▶ Data entries for graphics

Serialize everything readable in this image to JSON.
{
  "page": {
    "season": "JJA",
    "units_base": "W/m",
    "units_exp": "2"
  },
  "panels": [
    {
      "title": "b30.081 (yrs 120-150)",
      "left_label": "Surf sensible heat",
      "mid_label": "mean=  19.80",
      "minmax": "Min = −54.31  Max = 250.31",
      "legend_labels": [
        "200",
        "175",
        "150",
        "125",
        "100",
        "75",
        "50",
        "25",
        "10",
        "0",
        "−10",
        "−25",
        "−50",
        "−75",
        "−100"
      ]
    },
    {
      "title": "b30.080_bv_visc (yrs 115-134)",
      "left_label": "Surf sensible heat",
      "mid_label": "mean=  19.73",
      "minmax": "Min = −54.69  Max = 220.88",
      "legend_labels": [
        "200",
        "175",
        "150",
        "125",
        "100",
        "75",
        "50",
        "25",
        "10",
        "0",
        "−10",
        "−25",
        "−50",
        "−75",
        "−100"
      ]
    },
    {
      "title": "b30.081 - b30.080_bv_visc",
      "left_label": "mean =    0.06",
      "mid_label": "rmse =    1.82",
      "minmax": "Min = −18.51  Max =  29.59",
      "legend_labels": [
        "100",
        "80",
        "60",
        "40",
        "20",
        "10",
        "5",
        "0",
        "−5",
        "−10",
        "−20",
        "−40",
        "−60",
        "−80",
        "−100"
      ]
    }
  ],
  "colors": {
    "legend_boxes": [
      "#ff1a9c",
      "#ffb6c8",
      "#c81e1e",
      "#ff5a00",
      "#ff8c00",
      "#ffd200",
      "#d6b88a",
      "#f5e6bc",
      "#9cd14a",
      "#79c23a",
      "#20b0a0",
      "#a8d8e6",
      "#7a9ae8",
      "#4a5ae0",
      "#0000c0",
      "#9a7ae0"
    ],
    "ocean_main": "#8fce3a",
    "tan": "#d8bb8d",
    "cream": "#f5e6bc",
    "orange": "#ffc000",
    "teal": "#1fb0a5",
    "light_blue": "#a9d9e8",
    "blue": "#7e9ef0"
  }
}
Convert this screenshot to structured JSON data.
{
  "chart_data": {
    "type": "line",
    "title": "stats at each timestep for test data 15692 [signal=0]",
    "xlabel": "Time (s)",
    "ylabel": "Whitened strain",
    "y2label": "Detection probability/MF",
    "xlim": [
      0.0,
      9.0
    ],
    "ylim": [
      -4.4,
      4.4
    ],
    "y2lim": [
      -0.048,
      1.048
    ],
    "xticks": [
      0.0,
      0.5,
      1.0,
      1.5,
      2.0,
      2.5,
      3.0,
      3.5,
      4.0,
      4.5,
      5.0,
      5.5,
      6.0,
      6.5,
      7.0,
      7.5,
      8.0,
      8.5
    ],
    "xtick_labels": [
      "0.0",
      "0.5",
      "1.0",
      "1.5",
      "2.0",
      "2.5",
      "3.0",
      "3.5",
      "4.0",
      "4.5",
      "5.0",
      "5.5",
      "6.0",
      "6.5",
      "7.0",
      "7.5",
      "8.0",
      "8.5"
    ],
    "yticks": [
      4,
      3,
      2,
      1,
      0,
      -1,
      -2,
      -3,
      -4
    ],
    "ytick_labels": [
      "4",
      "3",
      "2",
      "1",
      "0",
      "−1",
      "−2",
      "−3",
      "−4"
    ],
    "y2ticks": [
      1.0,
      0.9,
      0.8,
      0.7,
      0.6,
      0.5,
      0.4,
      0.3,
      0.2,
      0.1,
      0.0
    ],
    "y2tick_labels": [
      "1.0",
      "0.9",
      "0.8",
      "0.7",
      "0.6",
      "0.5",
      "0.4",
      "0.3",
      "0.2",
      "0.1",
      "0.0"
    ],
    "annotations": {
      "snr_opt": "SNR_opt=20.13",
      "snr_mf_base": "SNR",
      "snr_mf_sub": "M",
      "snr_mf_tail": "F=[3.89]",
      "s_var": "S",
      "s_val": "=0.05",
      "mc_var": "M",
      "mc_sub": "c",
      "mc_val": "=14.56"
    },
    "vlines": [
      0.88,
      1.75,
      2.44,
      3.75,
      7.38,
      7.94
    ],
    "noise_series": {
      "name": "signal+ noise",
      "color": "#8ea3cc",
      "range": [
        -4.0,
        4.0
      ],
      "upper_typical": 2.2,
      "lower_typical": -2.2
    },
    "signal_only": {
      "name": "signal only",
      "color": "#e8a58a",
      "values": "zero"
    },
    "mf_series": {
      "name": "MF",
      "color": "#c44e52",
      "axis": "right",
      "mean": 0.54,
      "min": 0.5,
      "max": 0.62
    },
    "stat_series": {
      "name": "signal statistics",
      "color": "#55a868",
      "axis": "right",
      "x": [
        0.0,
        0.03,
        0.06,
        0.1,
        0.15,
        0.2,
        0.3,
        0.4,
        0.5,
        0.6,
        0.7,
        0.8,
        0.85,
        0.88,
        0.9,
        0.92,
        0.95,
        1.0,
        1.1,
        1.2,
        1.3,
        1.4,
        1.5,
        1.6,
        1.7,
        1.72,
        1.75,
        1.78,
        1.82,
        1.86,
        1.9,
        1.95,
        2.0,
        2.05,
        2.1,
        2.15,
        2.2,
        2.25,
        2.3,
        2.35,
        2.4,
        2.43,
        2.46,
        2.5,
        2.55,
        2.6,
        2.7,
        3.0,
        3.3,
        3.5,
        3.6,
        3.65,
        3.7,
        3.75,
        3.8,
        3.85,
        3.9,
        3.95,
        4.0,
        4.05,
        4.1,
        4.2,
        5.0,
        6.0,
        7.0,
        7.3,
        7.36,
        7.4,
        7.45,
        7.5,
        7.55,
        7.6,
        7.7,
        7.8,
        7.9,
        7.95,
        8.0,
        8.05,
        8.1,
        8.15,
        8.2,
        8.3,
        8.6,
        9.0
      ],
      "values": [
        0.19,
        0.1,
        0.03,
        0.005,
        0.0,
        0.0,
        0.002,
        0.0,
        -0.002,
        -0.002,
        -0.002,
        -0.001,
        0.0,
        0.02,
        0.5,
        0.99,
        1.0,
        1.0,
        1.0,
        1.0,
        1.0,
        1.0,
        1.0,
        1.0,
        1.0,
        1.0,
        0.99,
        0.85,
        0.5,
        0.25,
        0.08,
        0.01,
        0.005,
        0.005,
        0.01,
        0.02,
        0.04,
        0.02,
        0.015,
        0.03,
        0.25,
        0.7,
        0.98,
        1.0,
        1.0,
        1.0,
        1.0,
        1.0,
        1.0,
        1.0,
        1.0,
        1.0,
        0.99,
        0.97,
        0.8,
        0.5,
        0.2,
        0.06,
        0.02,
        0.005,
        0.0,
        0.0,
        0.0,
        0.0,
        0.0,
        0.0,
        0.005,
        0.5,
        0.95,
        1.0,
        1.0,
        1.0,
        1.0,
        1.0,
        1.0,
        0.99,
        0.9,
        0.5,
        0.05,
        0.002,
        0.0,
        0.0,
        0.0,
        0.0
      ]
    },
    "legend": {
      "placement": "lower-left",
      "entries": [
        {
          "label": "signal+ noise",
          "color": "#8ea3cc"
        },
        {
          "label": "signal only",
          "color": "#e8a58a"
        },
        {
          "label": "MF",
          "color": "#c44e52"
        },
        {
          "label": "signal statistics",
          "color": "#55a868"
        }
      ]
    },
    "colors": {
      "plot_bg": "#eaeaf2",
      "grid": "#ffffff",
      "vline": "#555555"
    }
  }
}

▶ Written request
Without leaving anything out, quote all the data.

▶ Finished task
Serialize everything readable in this image to JSON.
{
  "page": {
    "season": "JJA",
    "units_base": "W/m",
    "units_exp": "2"
  },
  "panels": [
    {
      "title": "b30.081 (yrs 120-150)",
      "left_label": "Surf sensible heat",
      "mid_label": "mean=  19.80",
      "minmax": "Min = −54.31  Max = 250.31",
      "legend_labels": [
        "200",
        "175",
        "150",
        "125",
        "100",
        "75",
        "50",
        "25",
        "10",
        "0",
        "−10",
        "−25",
        "−50",
        "−75",
        "−100"
      ]
    },
    {
      "title": "b30.080_bv_visc (yrs 115-134)",
      "left_label": "Surf sensible heat",
      "mid_label": "mean=  19.73",
      "minmax": "Min = −54.69  Max = 220.88",
      "legend_labels": [
        "200",
        "175",
        "150",
        "125",
        "100",
        "75",
        "50",
        "25",
        "10",
        "0",
        "−10",
        "−25",
        "−50",
        "−75",
        "−100"
      ]
    },
    {
      "title": "b30.081 - b30.080_bv_visc",
      "left_label": "mean =    0.06",
      "mid_label": "rmse =    1.82",
      "minmax": "Min = −18.51  Max =  29.59",
      "legend_labels": [
        "100",
        "80",
        "60",
        "40",
        "20",
        "10",
        "5",
        "0",
        "−5",
        "−10",
        "−20",
        "−40",
        "−60",
        "−80",
        "−100"
      ]
    }
  ],
  "colors": {
    "legend_boxes": [
      "#ff1a9c",
      "#ffb6c8",
      "#c81e1e",
      "#ff5a00",
      "#ff8c00",
      "#ffd200",
      "#d6b88a",
      "#f5e6bc",
      "#9cd14a",
      "#79c23a",
      "#20b0a0",
      "#a8d8e6",
      "#7a9ae8",
      "#4a5ae0",
      "#0000c0",
      "#9a7ae0"
    ],
    "ocean_main": "#8fce3a",
    "tan": "#d8bb8d",
    "cream": "#f5e6bc",
    "orange": "#ffc000",
    "teal": "#1fb0a5",
    "light_blue": "#a9d9e8",
    "blue": "#7e9ef0"
  }
}
Convert this screenshot to structured JSON data.
{
  "chart_data": {
    "type": "line",
    "title": "stats at each timestep for test data 15692 [signal=0]",
    "xlabel": "Time (s)",
    "ylabel": "Whitened strain",
    "y2label": "Detection probability/MF",
    "xlim": [
      0.0,
      9.0
    ],
    "ylim": [
      -4.4,
      4.4
    ],
    "y2lim": [
      -0.048,
      1.048
    ],
    "xticks": [
      0.0,
      0.5,
      1.0,
      1.5,
      2.0,
      2.5,
      3.0,
      3.5,
      4.0,
      4.5,
      5.0,
      5.5,
      6.0,
      6.5,
      7.0,
      7.5,
      8.0,
      8.5
    ],
    "xtick_labels": [
      "0.0",
      "0.5",
      "1.0",
      "1.5",
      "2.0",
      "2.5",
      "3.0",
      "3.5",
      "4.0",
      "4.5",
      "5.0",
      "5.5",
      "6.0",
      "6.5",
      "7.0",
      "7.5",
      "8.0",
      "8.5"
    ],
    "yticks": [
      4,
      3,
      2,
      1,
      0,
      -1,
      -2,
      -3,
      -4
    ],
    "ytick_labels": [
      "4",
      "3",
      "2",
      "1",
      "0",
      "−1",
      "−2",
      "−3",
      "−4"
    ],
    "y2ticks": [
      1.0,
      0.9,
      0.8,
      0.7,
      0.6,
      0.5,
      0.4,
      0.3,
      0.2,
      0.1,
      0.0
    ],
    "y2tick_labels": [
      "1.0",
      "0.9",
      "0.8",
      "0.7",
      "0.6",
      "0.5",
      "0.4",
      "0.3",
      "0.2",
      "0.1",
      "0.0"
    ],
    "annotations": {
      "snr_opt": "SNR_opt=20.13",
      "snr_mf_base": "SNR",
      "snr_mf_sub": "M",
      "snr_mf_tail": "F=[3.89]",
      "s_var": "S",
      "s_val": "=0.05",
      "mc_var": "M",
      "mc_sub": "c",
      "mc_val": "=14.56"
    },
    "vlines": [
      0.88,
      1.75,
      2.44,
      3.75,
      7.38,
      7.94
    ],
    "noise_series": {
      "name": "signal+ noise",
      "color": "#8ea3cc",
      "range": [
        -4.0,
        4.0
      ],
      "upper_typical": 2.2,
      "lower_typical": -2.2
    },
    "signal_only": {
      "name": "signal only",
      "color": "#e8a58a",
      "values": "zero"
    },
    "mf_series": {
      "name": "MF",
      "color": "#c44e52",
      "axis": "right",
      "mean": 0.54,
      "min": 0.5,
      "max": 0.62
    },
    "stat_series": {
      "name": "signal statistics",
      "color": "#55a868",
      "axis": "right",
      "x": [
        0.0,
        0.03,
        0.06,
        0.1,
        0.15,
        0.2,
        0.3,
        0.4,
        0.5,
        0.6,
        0.7,
        0.8,
        0.85,
        0.88,
        0.9,
        0.92,
        0.95,
        1.0,
        1.1,
        1.2,
        1.3,
        1.4,
        1.5,
        1.6,
        1.7,
        1.72,
        1.75,
        1.78,
        1.82,
        1.86,
        1.9,
        1.95,
        2.0,
        2.05,
        2.1,
        2.15,
        2.2,
        2.25,
        2.3,
        2.35,
        2.4,
        2.43,
        2.46,
        2.5,
        2.55,
        2.6,
        2.7,
        3.0,
        3.3,
        3.5,
        3.6,
        3.65,
        3.7,
        3.75,
        3.8,
        3.85,
        3.9,
        3.95,
        4.0,
        4.05,
        4.1,
        4.2,
        5.0,
        6.0,
        7.0,
        7.3,
        7.36,
        7.4,
        7.45,
        7.5,
        7.55,
        7.6,
        7.7,
        7.8,
        7.9,
        7.95,
        8.0,
        8.05,
        8.1,
        8.15,
        8.2,
        8.3,
        8.6,
        9.0
      ],
      "values": [
        0.19,
        0.1,
        0.03,
        0.005,
        0.0,
        0.0,
        0.002,
        0.0,
        -0.002,
        -0.002,
        -0.002,
        -0.001,
        0.0,
        0.02,
        0.5,
        0.99,
        1.0,
        1.0,
        1.0,
        1.0,
        1.0,
        1.0,
        1.0,
        1.0,
        1.0,
        1.0,
        0.99,
        0.85,
        0.5,
        0.25,
        0.08,
        0.01,
        0.005,
        0.005,
        0.01,
        0.02,
        0.04,
        0.02,
        0.015,
        0.03,
        0.25,
        0.7,
        0.98,
        1.0,
        1.0,
        1.0,
        1.0,
        1.0,
        1.0,
        1.0,
        1.0,
        1.0,
        0.99,
        0.97,
        0.8,
        0.5,
        0.2,
        0.06,
        0.02,
        0.005,
        0.0,
        0.0,
        0.0,
        0.0,
        0.0,
        0.0,
        0.005,
        0.5,
        0.95,
        1.0,
        1.0,
        1.0,
        1.0,
        1.0,
        1.0,
        0.99,
        0.9,
        0.5,
        0.05,
        0.002,
        0.0,
        0.0,
        0.0,
        0.0
      ]
    },
    "legend": {
      "placement": "lower-left",
      "entries": [
        {
          "label": "signal+ noise",
          "color": "#8ea3cc"
        },
        {
          "label": "signal only",
          "color": "#e8a58a"
        },
        {
          "label": "MF",
          "color": "#c44e52"
        },
        {
          "label": "signal statistics",
          "color": "#55a868"
        }
      ]
    },
    "colors": {
      "plot_bg": "#eaeaf2",
      "grid": "#ffffff",
      "vline": "#555555"
    }
  }
}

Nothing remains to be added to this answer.